[Listed entries]:
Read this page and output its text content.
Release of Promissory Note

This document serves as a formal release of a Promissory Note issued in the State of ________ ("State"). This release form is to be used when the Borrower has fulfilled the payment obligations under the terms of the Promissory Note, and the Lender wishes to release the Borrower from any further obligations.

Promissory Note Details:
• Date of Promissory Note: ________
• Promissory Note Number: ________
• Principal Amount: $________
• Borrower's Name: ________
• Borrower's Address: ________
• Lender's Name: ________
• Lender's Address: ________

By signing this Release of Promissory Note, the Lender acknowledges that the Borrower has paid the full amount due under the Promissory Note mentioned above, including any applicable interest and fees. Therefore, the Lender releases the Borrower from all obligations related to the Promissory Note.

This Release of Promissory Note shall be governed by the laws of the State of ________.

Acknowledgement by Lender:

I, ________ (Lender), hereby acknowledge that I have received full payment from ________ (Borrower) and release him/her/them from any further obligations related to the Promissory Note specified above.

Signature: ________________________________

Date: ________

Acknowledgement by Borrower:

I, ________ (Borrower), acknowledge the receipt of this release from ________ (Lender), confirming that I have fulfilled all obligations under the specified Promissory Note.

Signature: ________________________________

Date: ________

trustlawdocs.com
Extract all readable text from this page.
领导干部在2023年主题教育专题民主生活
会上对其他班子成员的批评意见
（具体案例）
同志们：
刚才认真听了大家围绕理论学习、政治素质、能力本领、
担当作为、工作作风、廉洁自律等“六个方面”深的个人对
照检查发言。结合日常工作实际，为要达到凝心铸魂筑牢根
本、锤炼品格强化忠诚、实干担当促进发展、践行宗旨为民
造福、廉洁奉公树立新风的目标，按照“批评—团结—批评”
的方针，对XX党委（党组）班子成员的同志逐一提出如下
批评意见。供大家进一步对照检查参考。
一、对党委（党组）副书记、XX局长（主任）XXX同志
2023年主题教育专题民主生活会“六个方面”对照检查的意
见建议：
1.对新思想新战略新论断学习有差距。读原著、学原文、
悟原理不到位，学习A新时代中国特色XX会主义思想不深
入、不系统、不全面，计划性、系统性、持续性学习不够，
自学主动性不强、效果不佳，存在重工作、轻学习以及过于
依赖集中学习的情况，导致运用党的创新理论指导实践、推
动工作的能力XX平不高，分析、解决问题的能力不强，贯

[The exercise]: Determine the number of lines containing "Address". Write only that number.

[Answer to this problem]: 2